Copy nothing but the text: reproduce each line of the listing exactly and leave the pictures out.

[Entries from a dataset]
※ ※ ※

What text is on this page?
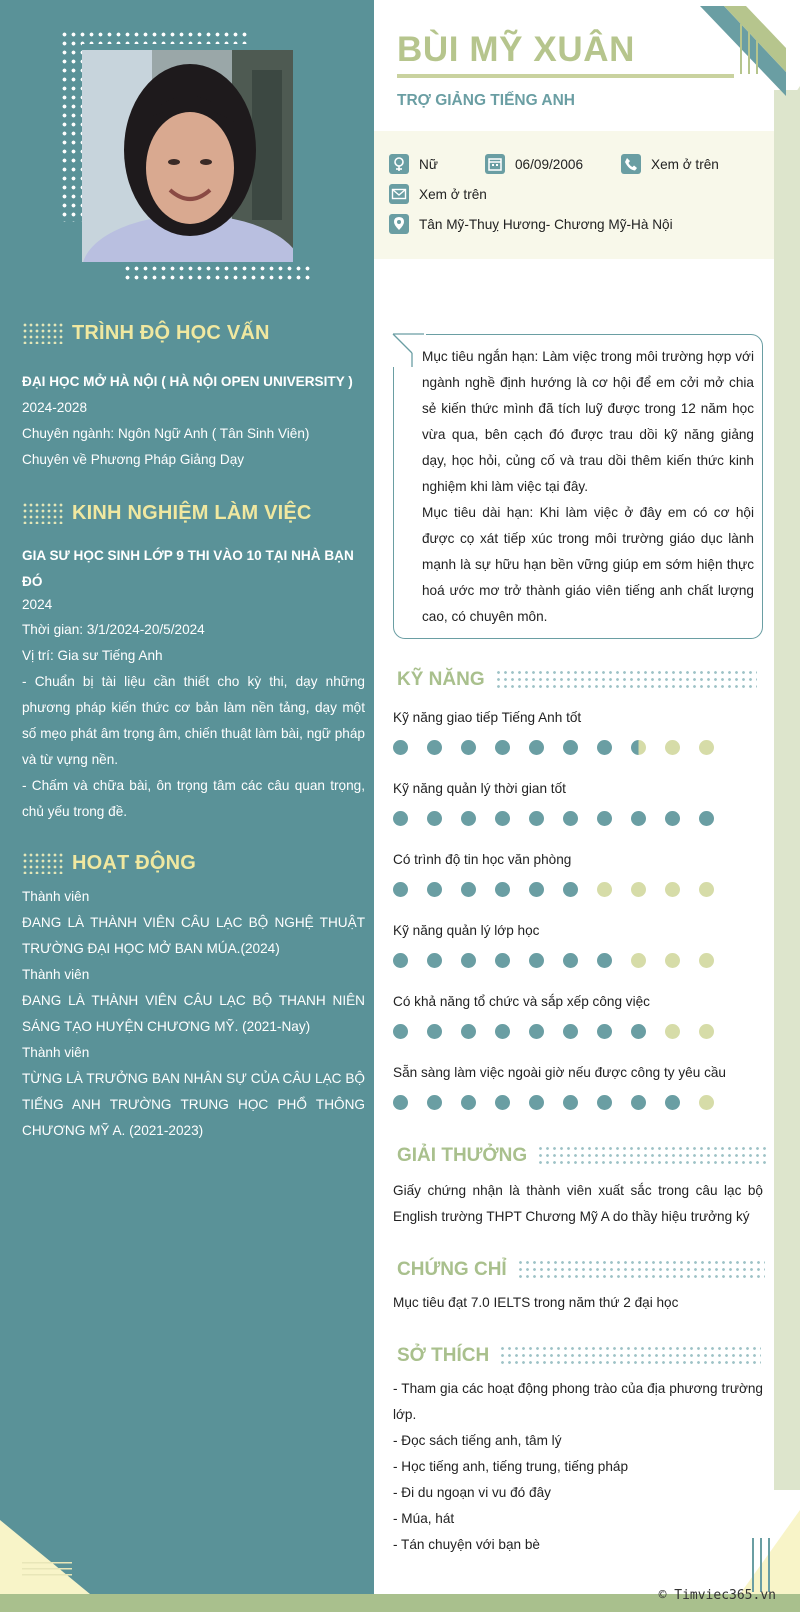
TRÌNH ĐỘ HỌC VẤN
ĐẠI HỌC MỞ HÀ NỘI ( HÀ NỘI OPEN UNIVERSITY )
2024-2028
Chuyên ngành: Ngôn Ngữ Anh ( Tân Sinh Viên)
Chuyên về Phương Pháp Giảng Dạy
KINH NGHIỆM LÀM VIỆC
GIA SƯ HỌC SINH LỚP 9 THI VÀO 10 TẠI NHÀ BẠN ĐÓ
2024
Thời gian: 3/1/2024-20/5/2024
Vị trí: Gia sư Tiếng Anh
- Chuẩn bị tài liệu cần thiết cho kỳ thi, dạy những phương pháp kiến thức cơ bản làm nền tảng, dạy một số mẹo phát âm trọng âm, chiến thuật làm bài, ngữ pháp và từ vựng nền.
- Chấm và chữa bài, ôn trọng tâm các câu quan trọng, chủ yếu trong đề.
HOẠT ĐỘNG
Thành viên
ĐANG LÀ THÀNH VIÊN CÂU LẠC BỘ NGHỆ THUẬT TRƯỜNG ĐẠI HỌC MỞ BAN MÚA.(2024)
Thành viên
ĐANG LÀ THÀNH VIÊN CÂU LẠC BỘ THANH NIÊN SÁNG TẠO HUYỆN CHƯƠNG MỸ. (2021-Nay)
Thành viên
TỪNG LÀ TRƯỞNG BAN NHÂN SỰ CỦA CÂU LẠC BỘ TIẾNG ANH TRƯỜNG TRUNG HỌC PHỔ THÔNG CHƯƠNG MỸ A. (2021-2023)
BÙI MỸ XUÂN
TRỢ GIẢNG TIẾNG ANH
Nữ	06/09/2006	Xem ở trên
Xem ở trên
Tân Mỹ-Thuỵ Hương- Chương Mỹ-Hà Nội
Mục tiêu ngắn hạn: Làm việc trong môi trường hợp với ngành nghề định hướng là cơ hội để em cởi mở chia sẻ kiến thức mình đã tích luỹ được trong 12 năm học vừa qua, bên cạch đó được trau dồi kỹ năng giảng dạy, học hỏi, củng cố và trau dồi thêm kiến thức kinh nghiệm khi làm việc tại đây.
Mục tiêu dài hạn: Khi làm việc ở đây em có cơ hội được cọ xát tiếp xúc trong môi trường giáo dục lành mạnh là sự hữu hạn bền vững giúp em sớm hiện thực hoá ước mơ trở thành giáo viên tiếng anh chất lượng cao, có chuyên môn.
KỸ NĂNG
Kỹ năng giao tiếp Tiếng Anh tốt
Kỹ năng quản lý thời gian tốt
Có trình độ tin học văn phòng
Kỹ năng quản lý lớp học
Có khả năng tổ chức và sắp xếp công việc
Sẵn sàng làm việc ngoài giờ nếu được công ty yêu cầu
GIẢI THƯỞNG
Giấy chứng nhận là thành viên xuất sắc trong câu lạc bộ English trường THPT Chương Mỹ A do thầy hiệu trưởng ký
CHỨNG CHỈ
Mục tiêu đạt 7.0 IELTS trong năm thứ 2 đại học
SỞ THÍCH
- Tham gia các hoạt động phong trào của địa phương trường lớp.
- Đọc sách tiếng anh, tâm lý
- Học tiếng anh, tiếng trung, tiếng pháp
- Đi du ngoạn vi vu đó đây
- Múa, hát
- Tán chuyện với bạn bè
© Timviec365.vn
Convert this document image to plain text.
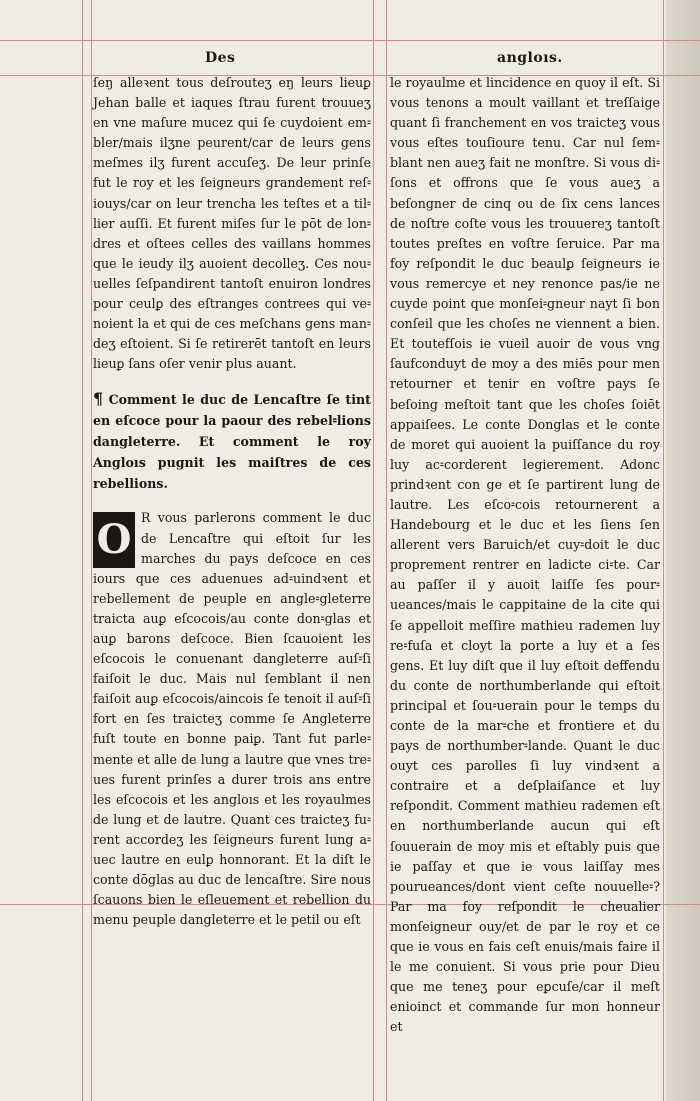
Des	angloıs.

ſeŋ alleꝛent tous deſrouteʒ eŋ leurs lieuꝑ Jehan balle et iaques ſtrau furent trouueʒ en vne maſure mucez qui ſe cuydoient em⹀bler/mais ilʒne peurent/car de leurs gens meſmes ilʒ furent accuſeʒ. De leur prinſe fut le roy et les ſeigneurs grandement reſ⹀iouys/car on leur trencha les teſtes et a til⹀lier auſſi. Et furent miſes ſur le pōt de lon⹀dres et oſtees celles des vaillans hommes que le ieudy ilʒ auoient decolleʒ. Ces nou⹀uelles ſeſpandirent tantoſt enuiron londres pour ceulꝑ des eſtranges contrees qui ve⹀noient la et qui de ces meſchans gens man⹀deʒ eſtoient. Si ſe retirerēt tantoſt en leurs lieuꝑ ſans oſer venir plus auant.

¶ Comment le duc de Lencaſtre ſe tint en eſcoce pour la paour des rebel⹀lions dangleterre. Et comment le roy Angloıs pugnit les maiſtres de ces rebellions.

O R vous parlerons comment le duc de Lencaſtre qui eſtoit ſur les marches du pays deſcoce en ces iours que ces aduenues ad⹀uindꝛent et rebellement de peuple en angle⹀gleterre traicta auꝑ eſcocois/au conte don⹀glas et auꝑ barons deſcoce. Bien ſcauoient les eſcocois le conuenant dangleterre auſ⹀ſi faiſoit le duc. Mais nul ſemblant il nen faiſoit auꝑ eſcocois/aincois ſe tenoit il auſ⹀ſi fort en ſes traicteʒ comme ſe Angleterre fuſt toute en bonne paiꝑ. Tant fut parle⹀mente et alle de lung a lautre que vnes tre⹀ues furent prinſes a durer trois ans entre les eſcocois et les angloıs et les royaulmes de lung et de lautre. Quant ces traicteʒ fu⹀rent accordeʒ les ſeigneurs furent lung a⹀uec lautre en eulꝑ honnorant. Et la diſt le conte dōglas au duc de lencaſtre. Sire nous ſcauons bien le eſleuement et rebellion du menu peuple dangleterre et le petil ou eſt

le royaulme et lincidence en quoy il eſt. Si vous tenons a moult vaillant et treſſaige quant ſi franchement en vos traicteʒ vous vous eſtes touſioure tenu. Car nul ſem⹀blant nen aueʒ fait ne monſtre. Si vous di⹀ſons et offrons que ſe vous aueʒ a beſongner de cinq ou de ſix cens lances de noſtre coſte vous les trouuereʒ tantoſt toutes preſtes en voſtre ſeruice. Par ma foy reſpondit le duc beaulꝑ ſeigneurs ie vous remercye et ney renonce pas/ie ne cuyde point que monſei⹀gneur nayt ſi bon conſeil que les choſes ne viennent a bien. Et toutefſois ie vueil auoir de vous vng ſaufconduyt de moy a des miēs pour men retourner et tenir en voſtre pays ſe beſoing meſtoit tant que les choſes ſoiēt appaiſees. Le conte Donglas et le conte de moret qui auoient la puiſſance du roy luy ac⹀corderent legierement. Adonc prindꝛent con ge et ſe partirent lung de lautre. Les eſco⹀cois retournerent a Handebourg et le duc et les ſiens ſen allerent vers Baruich/et cuy⹀doit le duc proprement rentrer en ladicte ci⹀te. Car au paſſer il y auoit laiſſe ſes pour⹀ueances/mais le cappitaine de la cite qui ſe appelloit meſſire mathieu rademen luy re⹀fuſa et cloyt la porte a luy et a ſes gens. Et luy diſt que il luy eſtoit deffendu du conte de northumberlande qui eſtoit principal et ſou⹀uerain pour le temps du conte de la mar⹀che et frontiere et du pays de northumber⹀lande. Quant le duc ouyt ces parolles ſi luy vindꝛent a contraire et a deſplaiſance et luy reſpondit. Comment mathieu rademen eſt en northumberlande aucun qui eſt ſouuerain de moy mis et eſtably puis que ie paſſay et que ie vous laiſſay mes pourueances/dont vient ceſte nouuelle⹀? Par ma foy reſpondit le cheualier monſeigneur ouy/et de par le roy et ce que ie vous en fais ceſt enuis/mais faire il le me conuient. Si vous prie pour Dieu que me teneʒ pour eꝑcuſe/car il meſt enioinct et commande ſur mon honneur et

※ ※ ※

*SOLUTION FOR THIS EXERCISE*.
What text is on this page?
TRÌNH ĐỘ HỌC VẤN
ĐẠI HỌC MỞ HÀ NỘI ( HÀ NỘI OPEN UNIVERSITY )
2024-2028
Chuyên ngành: Ngôn Ngữ Anh ( Tân Sinh Viên)
Chuyên về Phương Pháp Giảng Dạy
KINH NGHIỆM LÀM VIỆC
GIA SƯ HỌC SINH LỚP 9 THI VÀO 10 TẠI NHÀ BẠN ĐÓ
2024
Thời gian: 3/1/2024-20/5/2024
Vị trí: Gia sư Tiếng Anh
- Chuẩn bị tài liệu cần thiết cho kỳ thi, dạy những phương pháp kiến thức cơ bản làm nền tảng, dạy một số mẹo phát âm trọng âm, chiến thuật làm bài, ngữ pháp và từ vựng nền.
- Chấm và chữa bài, ôn trọng tâm các câu quan trọng, chủ yếu trong đề.
HOẠT ĐỘNG
Thành viên
ĐANG LÀ THÀNH VIÊN CÂU LẠC BỘ NGHỆ THUẬT TRƯỜNG ĐẠI HỌC MỞ BAN MÚA.(2024)
Thành viên
ĐANG LÀ THÀNH VIÊN CÂU LẠC BỘ THANH NIÊN SÁNG TẠO HUYỆN CHƯƠNG MỸ. (2021-Nay)
Thành viên
TỪNG LÀ TRƯỞNG BAN NHÂN SỰ CỦA CÂU LẠC BỘ TIẾNG ANH TRƯỜNG TRUNG HỌC PHỔ THÔNG CHƯƠNG MỸ A. (2021-2023)
BÙI MỸ XUÂN
TRỢ GIẢNG TIẾNG ANH
Nữ	06/09/2006	Xem ở trên
Xem ở trên
Tân Mỹ-Thuỵ Hương- Chương Mỹ-Hà Nội
Mục tiêu ngắn hạn: Làm việc trong môi trường hợp với ngành nghề định hướng là cơ hội để em cởi mở chia sẻ kiến thức mình đã tích luỹ được trong 12 năm học vừa qua, bên cạch đó được trau dồi kỹ năng giảng dạy, học hỏi, củng cố và trau dồi thêm kiến thức kinh nghiệm khi làm việc tại đây.
Mục tiêu dài hạn: Khi làm việc ở đây em có cơ hội được cọ xát tiếp xúc trong môi trường giáo dục lành mạnh là sự hữu hạn bền vững giúp em sớm hiện thực hoá ước mơ trở thành giáo viên tiếng anh chất lượng cao, có chuyên môn.
KỸ NĂNG
Kỹ năng giao tiếp Tiếng Anh tốt
Kỹ năng quản lý thời gian tốt
Có trình độ tin học văn phòng
Kỹ năng quản lý lớp học
Có khả năng tổ chức và sắp xếp công việc
Sẵn sàng làm việc ngoài giờ nếu được công ty yêu cầu
GIẢI THƯỞNG
Giấy chứng nhận là thành viên xuất sắc trong câu lạc bộ English trường THPT Chương Mỹ A do thầy hiệu trưởng ký
CHỨNG CHỈ
Mục tiêu đạt 7.0 IELTS trong năm thứ 2 đại học
SỞ THÍCH
- Tham gia các hoạt động phong trào của địa phương trường lớp.
- Đọc sách tiếng anh, tâm lý
- Học tiếng anh, tiếng trung, tiếng pháp
- Đi du ngoạn vi vu đó đây
- Múa, hát
- Tán chuyện với bạn bè
© Timviec365.vn
Convert this document image to plain text.
Des	angloıs.

ſeŋ alleꝛent tous deſrouteʒ eŋ leurs lieuꝑ Jehan balle et iaques ſtrau furent trouueʒ en vne maſure mucez qui ſe cuydoient em⹀bler/mais ilʒne peurent/car de leurs gens meſmes ilʒ furent accuſeʒ. De leur prinſe fut le roy et les ſeigneurs grandement reſ⹀iouys/car on leur trencha les teſtes et a til⹀lier auſſi. Et furent miſes ſur le pōt de lon⹀dres et oſtees celles des vaillans hommes que le ieudy ilʒ auoient decolleʒ. Ces nou⹀uelles ſeſpandirent tantoſt enuiron londres pour ceulꝑ des eſtranges contrees qui ve⹀noient la et qui de ces meſchans gens man⹀deʒ eſtoient. Si ſe retirerēt tantoſt en leurs lieuꝑ ſans oſer venir plus auant.

¶ Comment le duc de Lencaſtre ſe tint en eſcoce pour la paour des rebel⹀lions dangleterre. Et comment le roy Angloıs pugnit les maiſtres de ces rebellions.

O R vous parlerons comment le duc de Lencaſtre qui eſtoit ſur les marches du pays deſcoce en ces iours que ces aduenues ad⹀uindꝛent et rebellement de peuple en angle⹀gleterre traicta auꝑ eſcocois/au conte don⹀glas et auꝑ barons deſcoce. Bien ſcauoient les eſcocois le conuenant dangleterre auſ⹀ſi faiſoit le duc. Mais nul ſemblant il nen faiſoit auꝑ eſcocois/aincois ſe tenoit il auſ⹀ſi fort en ſes traicteʒ comme ſe Angleterre fuſt toute en bonne paiꝑ. Tant fut parle⹀mente et alle de lung a lautre que vnes tre⹀ues furent prinſes a durer trois ans entre les eſcocois et les angloıs et les royaulmes de lung et de lautre. Quant ces traicteʒ fu⹀rent accordeʒ les ſeigneurs furent lung a⹀uec lautre en eulꝑ honnorant. Et la diſt le conte dōglas au duc de lencaſtre. Sire nous ſcauons bien le eſleuement et rebellion du menu peuple dangleterre et le petil ou eſt

le royaulme et lincidence en quoy il eſt. Si vous tenons a moult vaillant et treſſaige quant ſi franchement en vos traicteʒ vous vous eſtes touſioure tenu. Car nul ſem⹀blant nen aueʒ fait ne monſtre. Si vous di⹀ſons et offrons que ſe vous aueʒ a beſongner de cinq ou de ſix cens lances de noſtre coſte vous les trouuereʒ tantoſt toutes preſtes en voſtre ſeruice. Par ma foy reſpondit le duc beaulꝑ ſeigneurs ie vous remercye et ney renonce pas/ie ne cuyde point que monſei⹀gneur nayt ſi bon conſeil que les choſes ne viennent a bien. Et toutefſois ie vueil auoir de vous vng ſaufconduyt de moy a des miēs pour men retourner et tenir en voſtre pays ſe beſoing meſtoit tant que les choſes ſoiēt appaiſees. Le conte Donglas et le conte de moret qui auoient la puiſſance du roy luy ac⹀corderent legierement. Adonc prindꝛent con ge et ſe partirent lung de lautre. Les eſco⹀cois retournerent a Handebourg et le duc et les ſiens ſen allerent vers Baruich/et cuy⹀doit le duc proprement rentrer en ladicte ci⹀te. Car au paſſer il y auoit laiſſe ſes pour⹀ueances/mais le cappitaine de la cite qui ſe appelloit meſſire mathieu rademen luy re⹀fuſa et cloyt la porte a luy et a ſes gens. Et luy diſt que il luy eſtoit deffendu du conte de northumberlande qui eſtoit principal et ſou⹀uerain pour le temps du conte de la mar⹀che et frontiere et du pays de northumber⹀lande. Quant le duc ouyt ces parolles ſi luy vindꝛent a contraire et a deſplaiſance et luy reſpondit. Comment mathieu rademen eſt en northumberlande aucun qui eſt ſouuerain de moy mis et eſtably puis que ie paſſay et que ie vous laiſſay mes pourueances/dont vient ceſte nouuelle⹀? Par ma foy reſpondit le cheualier monſeigneur ouy/et de par le roy et ce que ie vous en fais ceſt enuis/mais faire il le me conuient. Si vous prie pour Dieu que me teneʒ pour eꝑcuſe/car il meſt enioinct et commande ſur mon honneur et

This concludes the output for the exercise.